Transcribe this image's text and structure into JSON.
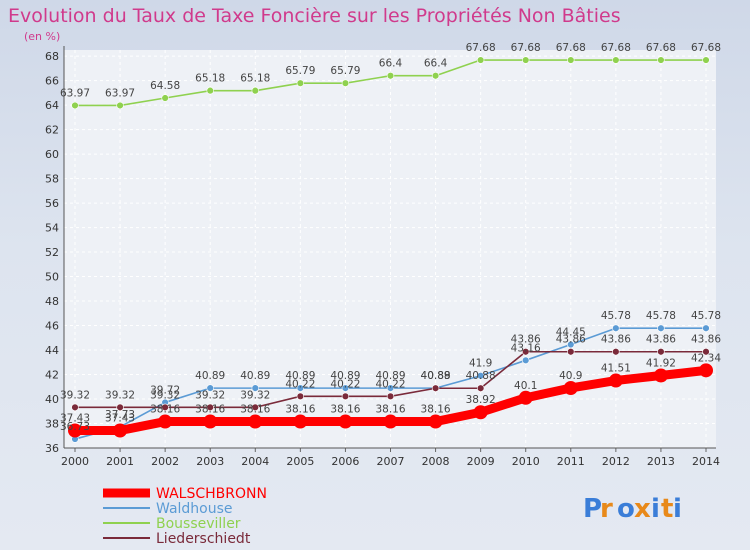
{
  "chart_data": {
    "type": "line",
    "title": "Evolution du Taux de Taxe Foncière sur les Propriétés Non Bâties",
    "unit_label": "(en %)",
    "x": [
      "2000",
      "2001",
      "2002",
      "2003",
      "2004",
      "2005",
      "2006",
      "2007",
      "2008",
      "2009",
      "2010",
      "2011",
      "2012",
      "2013",
      "2014"
    ],
    "yticks": [
      "36",
      "38",
      "40",
      "42",
      "44",
      "46",
      "48",
      "50",
      "52",
      "54",
      "56",
      "58",
      "60",
      "62",
      "64",
      "66",
      "68"
    ],
    "ylim": [
      36,
      68.5
    ],
    "grid": true,
    "legend_position": "bottom-left",
    "series": [
      {
        "name": "WALSCHBRONN",
        "color": "#ff0000",
        "thick": true,
        "values": [
          37.43,
          37.43,
          38.16,
          38.16,
          38.16,
          38.16,
          38.16,
          38.16,
          38.16,
          38.92,
          40.1,
          40.9,
          41.51,
          41.92,
          42.34
        ],
        "labels": [
          "37.43",
          "37.43",
          "38.16",
          "38.16",
          "38.16",
          "38.16",
          "38.16",
          "38.16",
          "38.16",
          "38.92",
          "40.1",
          "40.9",
          "41.51",
          "41.92",
          "42.34"
        ]
      },
      {
        "name": "Waldhouse",
        "color": "#5b9bd5",
        "thick": false,
        "values": [
          36.73,
          37.73,
          39.72,
          40.89,
          40.89,
          40.89,
          40.89,
          40.89,
          40.89,
          41.9,
          43.16,
          44.45,
          45.78,
          45.78,
          45.78
        ],
        "labels": [
          "36.73",
          "37.73",
          "39.72",
          "40.89",
          "40.89",
          "40.89",
          "40.89",
          "40.89",
          "40.89",
          "41.9",
          "43.16",
          "44.45",
          "45.78",
          "45.78",
          "45.78"
        ]
      },
      {
        "name": "Bousseviller",
        "color": "#8fd14f",
        "thick": false,
        "values": [
          63.97,
          63.97,
          64.58,
          65.18,
          65.18,
          65.79,
          65.79,
          66.4,
          66.4,
          67.68,
          67.68,
          67.68,
          67.68,
          67.68,
          67.68
        ],
        "labels": [
          "63.97",
          "63.97",
          "64.58",
          "65.18",
          "65.18",
          "65.79",
          "65.79",
          "66.4",
          "66.4",
          "67.68",
          "67.68",
          "67.68",
          "67.68",
          "67.68",
          "67.68"
        ]
      },
      {
        "name": "Liederschiedt",
        "color": "#7a2a3a",
        "thick": false,
        "values": [
          39.32,
          39.32,
          39.32,
          39.32,
          39.32,
          40.22,
          40.22,
          40.22,
          40.88,
          40.88,
          43.86,
          43.86,
          43.86,
          43.86,
          43.86
        ],
        "labels": [
          "39.32",
          "39.32",
          "39.32",
          "39.32",
          "39.32",
          "40.22",
          "40.22",
          "40.22",
          "40.88",
          "40.88",
          "43.86",
          "43.86",
          "43.86",
          "43.86",
          "43.86"
        ]
      }
    ]
  },
  "logo": {
    "text": "Proxiti",
    "letter_colors": [
      "#3a7dd8",
      "#e8891a",
      "#3a7dd8",
      "#e8891a",
      "#3a7dd8",
      "#e8891a",
      "#3a7dd8"
    ]
  }
}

=-=-=

### GIVEN EXERCISE
Among the lines of the material above, how many include the string "name"? Report only that number.

### COMPLETED TASK
4